▸ Given exercise: Would it be possible to write out each entry below exactly, without the pictures?
□ □ □ □
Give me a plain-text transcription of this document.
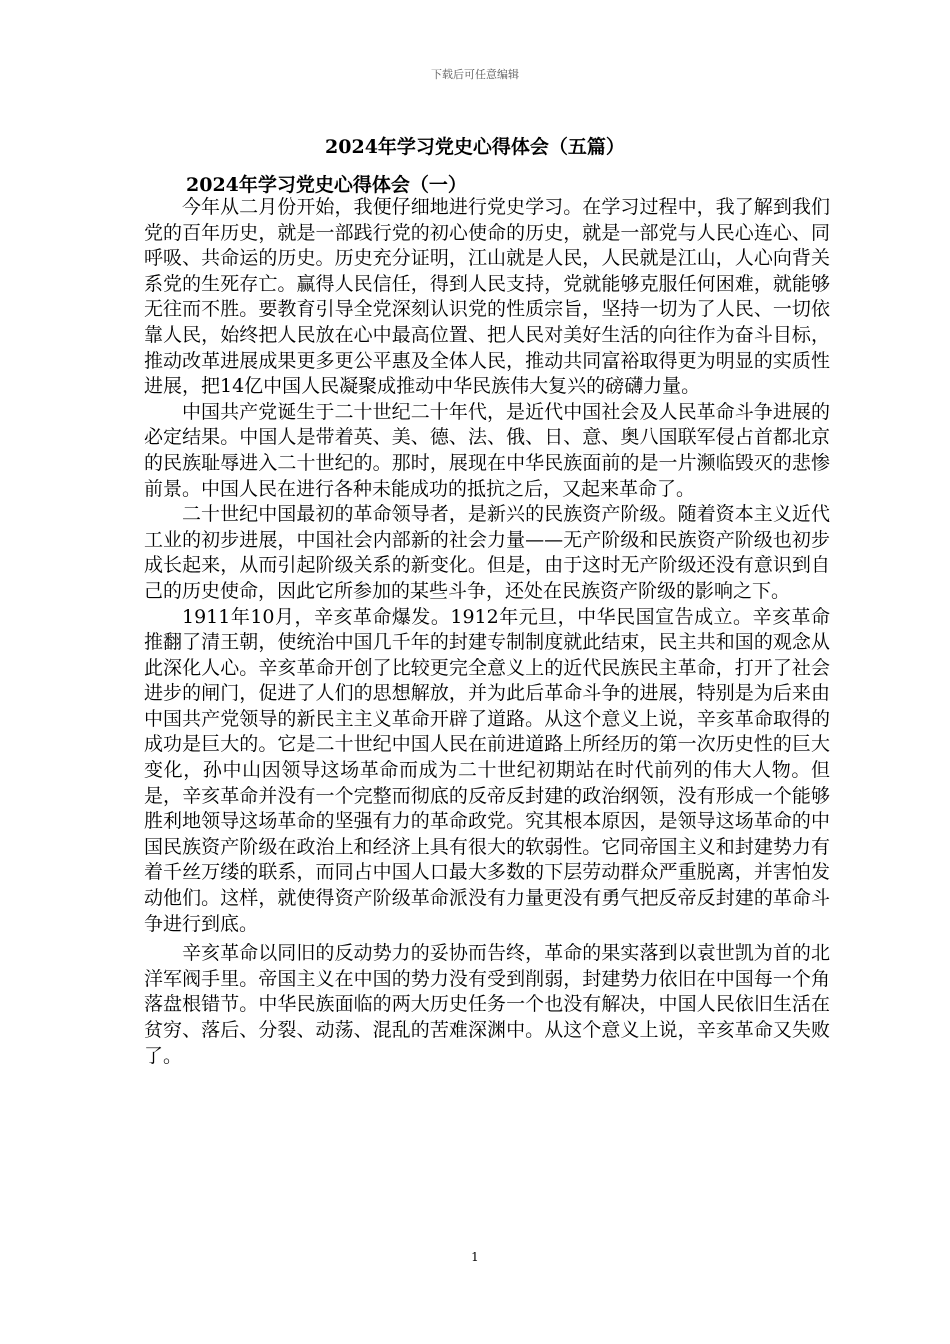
下载后可任意编辑
2024年学习党史心得体会（五篇）
2024年学习党史心得体会（一）

今年从二月份开始，我便仔细地进行党史学习。在学习过程中，我了解到我们党的百年历史，就是一部践行党的初心使命的历史，就是一部党与人民心连心、同呼吸、共命运的历史。历史充分证明，江山就是人民，人民就是江山，人心向背关系党的生死存亡。赢得人民信任，得到人民支持，党就能够克服任何困难，就能够无往而不胜。要教育引导全党深刻认识党的性质宗旨，坚持一切为了人民、一切依靠人民，始终把人民放在心中最高位置、把人民对美好生活的向往作为奋斗目标，推动改革进展成果更多更公平惠及全体人民，推动共同富裕取得更为明显的实质性进展，把14亿中国人民凝聚成推动中华民族伟大复兴的磅礴力量。

中国共产党诞生于二十世纪二十年代，是近代中国社会及人民革命斗争进展的必定结果。中国人是带着英、美、德、法、俄、日、意、奥八国联军侵占首都北京的民族耻辱进入二十世纪的。那时，展现在中华民族面前的是一片濒临毁灭的悲惨前景。中国人民在进行各种未能成功的抵抗之后，又起来革命了。

二十世纪中国最初的革命领导者，是新兴的民族资产阶级。随着资本主义近代工业的初步进展，中国社会内部新的社会力量——无产阶级和民族资产阶级也初步成长起来，从而引起阶级关系的新变化。但是，由于这时无产阶级还没有意识到自己的历史使命，因此它所参加的某些斗争，还处在民族资产阶级的影响之下。

1911年10月，辛亥革命爆发。1912年元旦，中华民国宣告成立。辛亥革命推翻了清王朝，使统治中国几千年的封建专制制度就此结束，民主共和国的观念从此深化人心。辛亥革命开创了比较更完全意义上的近代民族民主革命，打开了社会进步的闸门，促进了人们的思想解放，并为此后革命斗争的进展，特别是为后来由中国共产党领导的新民主主义革命开辟了道路。从这个意义上说，辛亥革命取得的成功是巨大的。它是二十世纪中国人民在前进道路上所经历的第一次历史性的巨大变化，孙中山因领导这场革命而成为二十世纪初期站在时代前列的伟大人物。但是，辛亥革命并没有一个完整而彻底的反帝反封建的政治纲领，没有形成一个能够胜利地领导这场革命的坚强有力的革命政党。究其根本原因，是领导这场革命的中国民族资产阶级在政治上和经济上具有很大的软弱性。它同帝国主义和封建势力有着千丝万缕的联系，而同占中国人口最大多数的下层劳动群众严重脱离，并害怕发动他们。这样，就使得资产阶级革命派没有力量更没有勇气把反帝反封建的革命斗争进行到底。

辛亥革命以同旧的反动势力的妥协而告终，革命的果实落到以袁世凯为首的北洋军阀手里。帝国主义在中国的势力没有受到削弱，封建势力依旧在中国每一个角落盘根错节。中华民族面临的两大历史任务一个也没有解决，中国人民依旧生活在贫穷、落后、分裂、动荡、混乱的苦难深渊中。从这个意义上说，辛亥革命又失败了。

1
□ □ □ □
▸ Response to this exercise:
Give me a plain-text transcription of this document.
下载后可任意编辑
2024年学习党史心得体会（五篇）
2024年学习党史心得体会（一）

今年从二月份开始，我便仔细地进行党史学习。在学习过程中，我了解到我们党的百年历史，就是一部践行党的初心使命的历史，就是一部党与人民心连心、同呼吸、共命运的历史。历史充分证明，江山就是人民，人民就是江山，人心向背关系党的生死存亡。赢得人民信任，得到人民支持，党就能够克服任何困难，就能够无往而不胜。要教育引导全党深刻认识党的性质宗旨，坚持一切为了人民、一切依靠人民，始终把人民放在心中最高位置、把人民对美好生活的向往作为奋斗目标，推动改革进展成果更多更公平惠及全体人民，推动共同富裕取得更为明显的实质性进展，把14亿中国人民凝聚成推动中华民族伟大复兴的磅礴力量。

中国共产党诞生于二十世纪二十年代，是近代中国社会及人民革命斗争进展的必定结果。中国人是带着英、美、德、法、俄、日、意、奥八国联军侵占首都北京的民族耻辱进入二十世纪的。那时，展现在中华民族面前的是一片濒临毁灭的悲惨前景。中国人民在进行各种未能成功的抵抗之后，又起来革命了。

二十世纪中国最初的革命领导者，是新兴的民族资产阶级。随着资本主义近代工业的初步进展，中国社会内部新的社会力量——无产阶级和民族资产阶级也初步成长起来，从而引起阶级关系的新变化。但是，由于这时无产阶级还没有意识到自己的历史使命，因此它所参加的某些斗争，还处在民族资产阶级的影响之下。

1911年10月，辛亥革命爆发。1912年元旦，中华民国宣告成立。辛亥革命推翻了清王朝，使统治中国几千年的封建专制制度就此结束，民主共和国的观念从此深化人心。辛亥革命开创了比较更完全意义上的近代民族民主革命，打开了社会进步的闸门，促进了人们的思想解放，并为此后革命斗争的进展，特别是为后来由中国共产党领导的新民主主义革命开辟了道路。从这个意义上说，辛亥革命取得的成功是巨大的。它是二十世纪中国人民在前进道路上所经历的第一次历史性的巨大变化，孙中山因领导这场革命而成为二十世纪初期站在时代前列的伟大人物。但是，辛亥革命并没有一个完整而彻底的反帝反封建的政治纲领，没有形成一个能够胜利地领导这场革命的坚强有力的革命政党。究其根本原因，是领导这场革命的中国民族资产阶级在政治上和经济上具有很大的软弱性。它同帝国主义和封建势力有着千丝万缕的联系，而同占中国人口最大多数的下层劳动群众严重脱离，并害怕发动他们。这样，就使得资产阶级革命派没有力量更没有勇气把反帝反封建的革命斗争进行到底。

辛亥革命以同旧的反动势力的妥协而告终，革命的果实落到以袁世凯为首的北洋军阀手里。帝国主义在中国的势力没有受到削弱，封建势力依旧在中国每一个角落盘根错节。中华民族面临的两大历史任务一个也没有解决，中国人民依旧生活在贫穷、落后、分裂、动荡、混乱的苦难深渊中。从这个意义上说，辛亥革命又失败了。

1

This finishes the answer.